Extrait cité:
^^^^^^^^
Léon XIII


Vincenzo Gioacchino Pecci, né le 2 mars 1810 à Carpineto, près de Frosinone, pape du 20 février 1878 au 20 juillet 1903.

Léon XIII, qui fut à la tête de l’Eglise catholique durant le dernier quart du XIXèmesiècle, était, malgré ses limites, un homme supérieur, et si sa politique n’a pas toujours été aussi géniale que certains l’ont affirmé, elle lui a toutefois permis de rendre au Saint-Siège, fort discrédité à la mort de son prédécesseur Pie IX, une autorité morale considérable et, par là, une puissance politique effective supérieure au pouvoir officiel qu’il avait perdu. Son pontificat marque un tournant dans l’histoire de l’Eglise catholique qui semblait naguère à contre-courant des aspirations culturelles, sociales et politiques du temps. Bien que, dans une série de domaines importants, il reste en continuité, beaucoup plus qu’on ne le dit habituellement, avec les préoccupations dominantes du pontificat précédent, ce pontificat de Léon XIII apparaît aux yeux de l’historien comme riche de possibilités qui commencèrent alors à mûrir pour s’actualiser peu à peu au cours des décennies ultérieures.
^^^^^^^^
Lignes de données:
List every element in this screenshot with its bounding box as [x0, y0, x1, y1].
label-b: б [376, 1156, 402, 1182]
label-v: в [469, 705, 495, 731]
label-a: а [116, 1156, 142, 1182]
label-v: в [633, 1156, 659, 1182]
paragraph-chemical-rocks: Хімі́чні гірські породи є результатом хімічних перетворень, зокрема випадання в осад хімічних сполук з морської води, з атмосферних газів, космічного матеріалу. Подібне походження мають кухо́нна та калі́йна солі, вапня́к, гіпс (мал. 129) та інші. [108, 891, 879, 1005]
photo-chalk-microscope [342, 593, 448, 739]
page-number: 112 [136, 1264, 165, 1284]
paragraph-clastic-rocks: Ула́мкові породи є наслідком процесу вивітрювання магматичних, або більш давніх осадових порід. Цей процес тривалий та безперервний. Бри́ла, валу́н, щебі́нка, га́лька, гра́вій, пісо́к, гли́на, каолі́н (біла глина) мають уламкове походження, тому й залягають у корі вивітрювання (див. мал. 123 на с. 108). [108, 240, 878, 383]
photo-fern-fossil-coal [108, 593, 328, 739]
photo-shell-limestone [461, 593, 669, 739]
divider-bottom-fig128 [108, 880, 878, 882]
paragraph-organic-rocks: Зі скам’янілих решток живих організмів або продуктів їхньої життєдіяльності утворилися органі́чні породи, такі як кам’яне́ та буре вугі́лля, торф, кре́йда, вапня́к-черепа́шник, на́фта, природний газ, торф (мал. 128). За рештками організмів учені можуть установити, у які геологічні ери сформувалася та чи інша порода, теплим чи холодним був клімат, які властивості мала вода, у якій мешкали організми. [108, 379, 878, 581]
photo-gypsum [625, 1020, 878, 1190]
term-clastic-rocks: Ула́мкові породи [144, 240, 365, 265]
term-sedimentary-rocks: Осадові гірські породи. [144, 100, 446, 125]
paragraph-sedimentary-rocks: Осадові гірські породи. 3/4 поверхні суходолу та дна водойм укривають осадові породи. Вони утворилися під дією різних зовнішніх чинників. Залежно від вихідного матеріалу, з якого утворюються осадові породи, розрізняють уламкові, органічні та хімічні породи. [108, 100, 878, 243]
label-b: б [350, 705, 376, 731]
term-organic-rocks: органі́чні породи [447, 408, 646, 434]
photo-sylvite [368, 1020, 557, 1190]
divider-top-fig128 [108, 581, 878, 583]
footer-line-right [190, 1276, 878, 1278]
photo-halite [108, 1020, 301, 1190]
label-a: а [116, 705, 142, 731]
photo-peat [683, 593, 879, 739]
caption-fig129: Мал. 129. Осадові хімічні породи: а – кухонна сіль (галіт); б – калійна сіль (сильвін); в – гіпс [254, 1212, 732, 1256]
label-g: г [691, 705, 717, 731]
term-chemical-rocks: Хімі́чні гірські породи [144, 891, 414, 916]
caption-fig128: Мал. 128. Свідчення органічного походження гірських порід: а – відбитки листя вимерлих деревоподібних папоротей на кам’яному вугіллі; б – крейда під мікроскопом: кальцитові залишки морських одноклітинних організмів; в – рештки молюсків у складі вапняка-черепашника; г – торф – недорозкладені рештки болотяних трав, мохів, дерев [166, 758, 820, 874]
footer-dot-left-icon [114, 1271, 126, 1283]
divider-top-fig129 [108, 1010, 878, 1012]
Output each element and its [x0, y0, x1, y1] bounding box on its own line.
^^^^^^^^
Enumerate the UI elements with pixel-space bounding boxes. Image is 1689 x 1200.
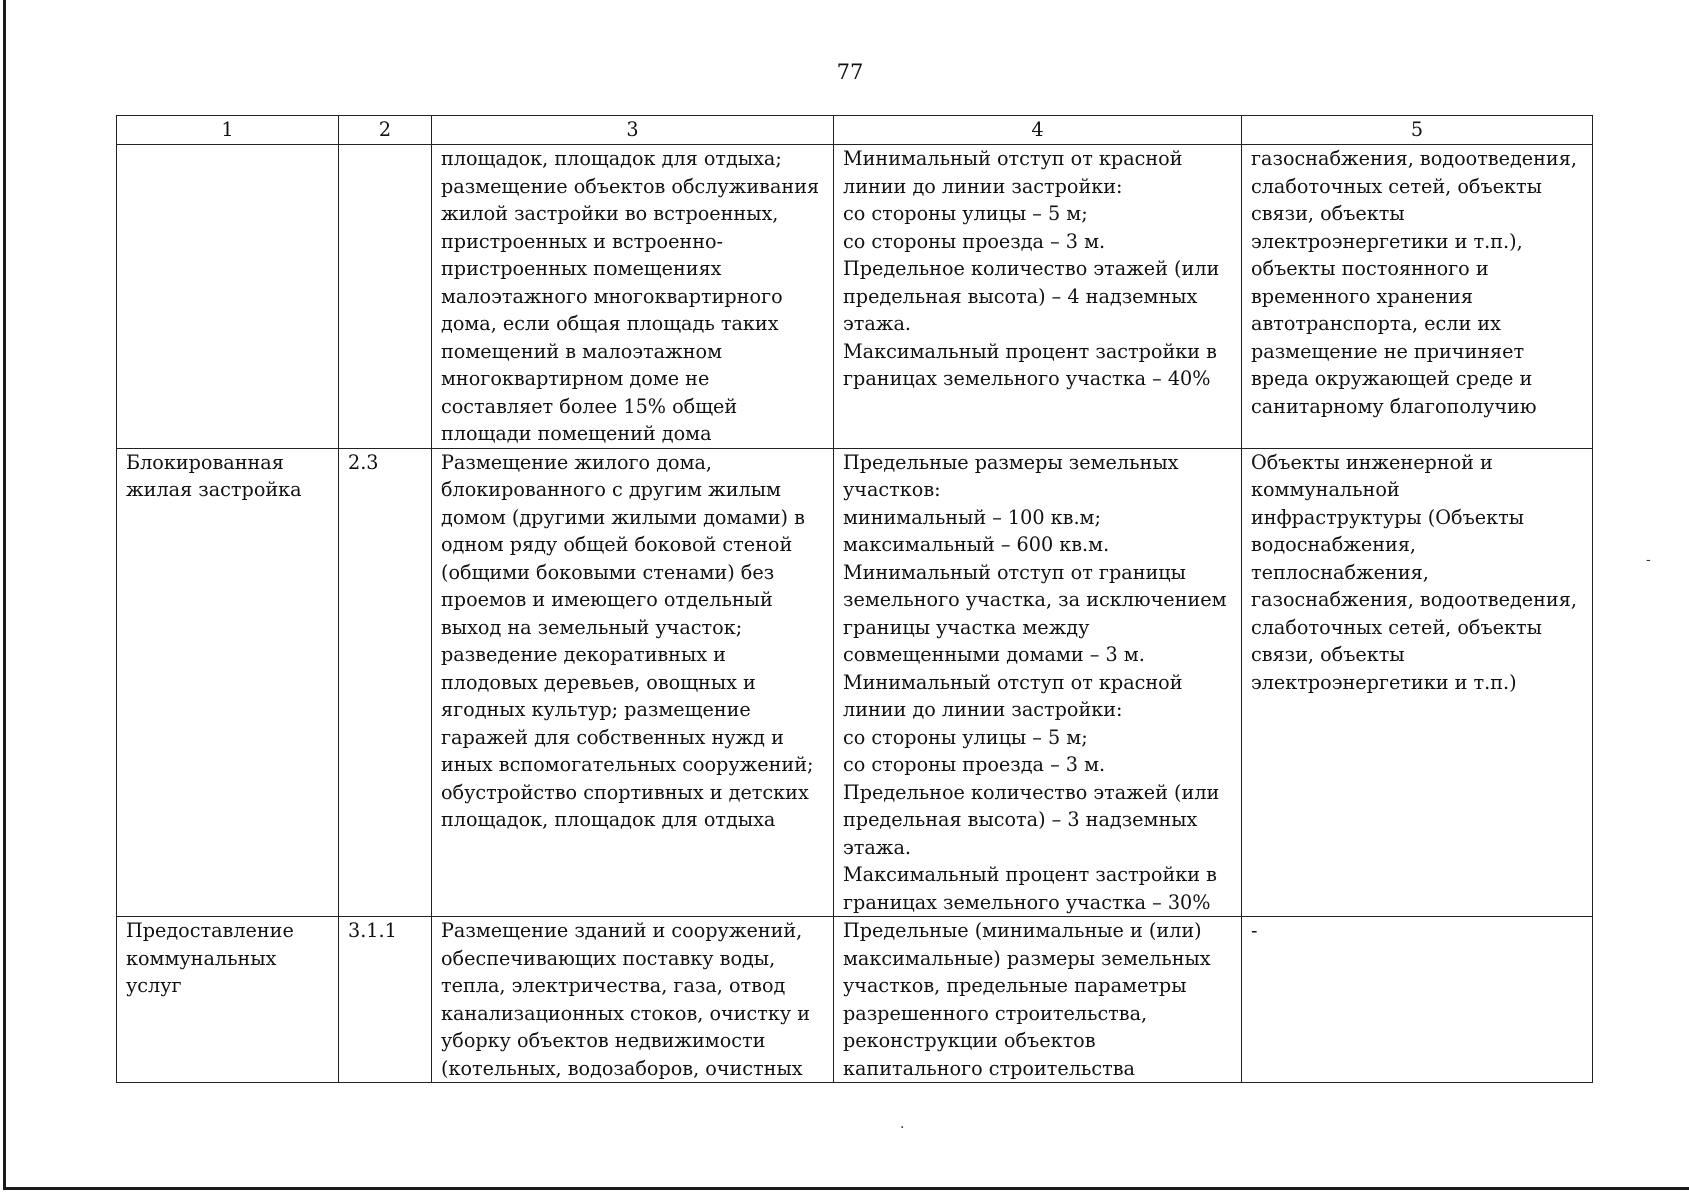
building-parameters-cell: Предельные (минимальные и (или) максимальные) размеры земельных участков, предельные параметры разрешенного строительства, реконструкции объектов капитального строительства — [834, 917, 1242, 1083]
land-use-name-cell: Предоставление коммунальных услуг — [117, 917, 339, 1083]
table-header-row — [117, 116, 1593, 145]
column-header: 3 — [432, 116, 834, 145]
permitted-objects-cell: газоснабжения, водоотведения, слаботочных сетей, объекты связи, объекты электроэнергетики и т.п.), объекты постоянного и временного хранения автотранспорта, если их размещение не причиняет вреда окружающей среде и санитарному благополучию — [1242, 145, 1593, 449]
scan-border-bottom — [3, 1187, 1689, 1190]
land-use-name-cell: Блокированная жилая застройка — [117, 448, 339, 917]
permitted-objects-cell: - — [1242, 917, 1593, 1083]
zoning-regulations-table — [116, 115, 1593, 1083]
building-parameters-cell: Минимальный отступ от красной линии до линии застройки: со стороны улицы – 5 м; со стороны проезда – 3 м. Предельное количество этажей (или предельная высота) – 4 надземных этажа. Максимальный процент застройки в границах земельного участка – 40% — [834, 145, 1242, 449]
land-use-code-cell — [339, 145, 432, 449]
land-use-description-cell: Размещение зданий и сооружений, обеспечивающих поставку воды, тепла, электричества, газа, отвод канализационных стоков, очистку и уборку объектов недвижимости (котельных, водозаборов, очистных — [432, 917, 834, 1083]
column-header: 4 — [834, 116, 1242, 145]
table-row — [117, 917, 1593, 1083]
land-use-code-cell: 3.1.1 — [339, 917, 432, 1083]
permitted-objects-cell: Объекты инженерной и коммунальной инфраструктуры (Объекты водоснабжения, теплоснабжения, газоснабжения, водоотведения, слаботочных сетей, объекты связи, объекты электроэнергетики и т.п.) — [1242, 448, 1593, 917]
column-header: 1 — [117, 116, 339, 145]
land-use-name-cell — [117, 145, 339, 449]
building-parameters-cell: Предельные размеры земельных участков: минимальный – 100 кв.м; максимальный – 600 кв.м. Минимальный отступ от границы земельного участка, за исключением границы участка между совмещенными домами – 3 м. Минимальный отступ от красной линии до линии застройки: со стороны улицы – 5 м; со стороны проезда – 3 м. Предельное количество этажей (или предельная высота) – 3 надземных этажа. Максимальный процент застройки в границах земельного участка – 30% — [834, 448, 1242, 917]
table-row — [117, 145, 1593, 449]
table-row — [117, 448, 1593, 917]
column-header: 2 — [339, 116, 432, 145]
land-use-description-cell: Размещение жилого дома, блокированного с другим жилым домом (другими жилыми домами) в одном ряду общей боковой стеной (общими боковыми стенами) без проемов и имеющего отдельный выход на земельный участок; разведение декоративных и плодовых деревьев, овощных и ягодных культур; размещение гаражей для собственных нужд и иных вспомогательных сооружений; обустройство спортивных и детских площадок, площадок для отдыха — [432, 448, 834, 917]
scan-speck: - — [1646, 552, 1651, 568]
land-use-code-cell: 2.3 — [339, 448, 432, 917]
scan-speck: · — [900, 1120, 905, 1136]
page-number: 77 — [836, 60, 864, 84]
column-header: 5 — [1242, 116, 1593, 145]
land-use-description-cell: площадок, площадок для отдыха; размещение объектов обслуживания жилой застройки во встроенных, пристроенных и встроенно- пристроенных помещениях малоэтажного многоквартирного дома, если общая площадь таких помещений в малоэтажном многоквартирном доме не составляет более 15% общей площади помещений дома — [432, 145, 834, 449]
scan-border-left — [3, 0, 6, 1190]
^^^^^^^^
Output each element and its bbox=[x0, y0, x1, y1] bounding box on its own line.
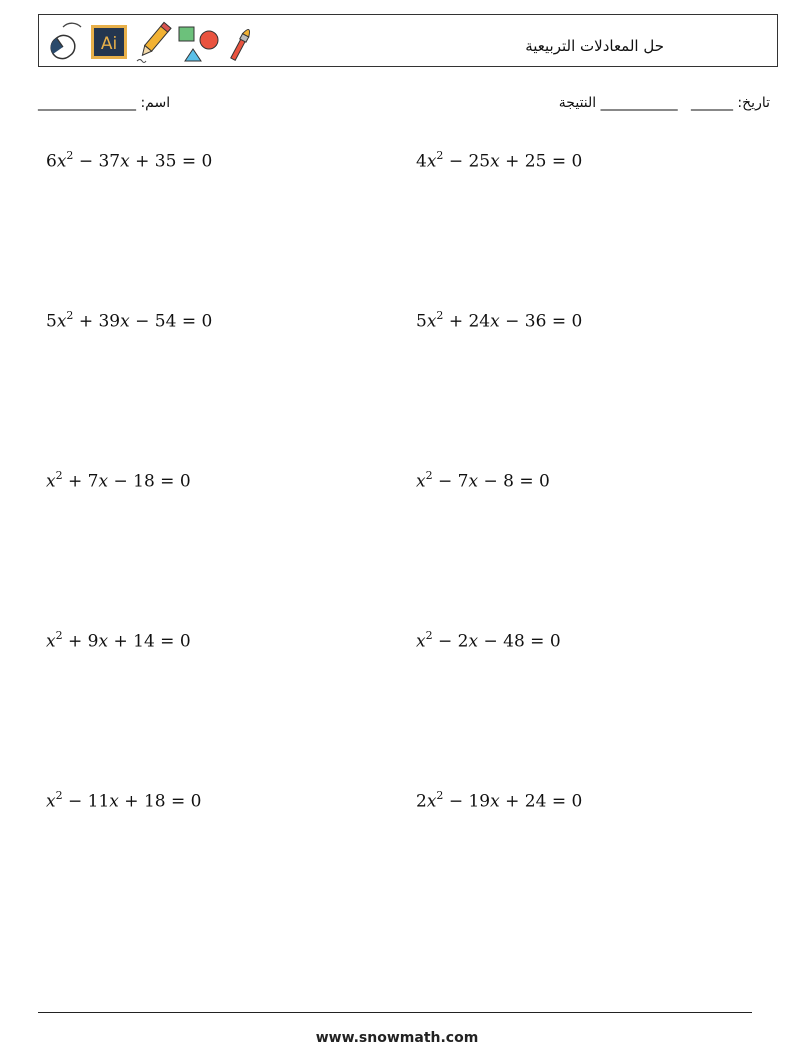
^^^^^^^^
Énoncé:
Répondez à ces questions sur le texte consacré à Léon XIII :
(a) Dans quelle ville est né Vincenzo Gioacchino Pecci ?
(b) À quelle date son pontificat a-t-il pris fin ?
(c) Quel pape l'a précédé ?

Réponse:
(a) À Carpineto, près de Frosinone.
(b) Le 20 juillet 1903.
(c) Pie IX.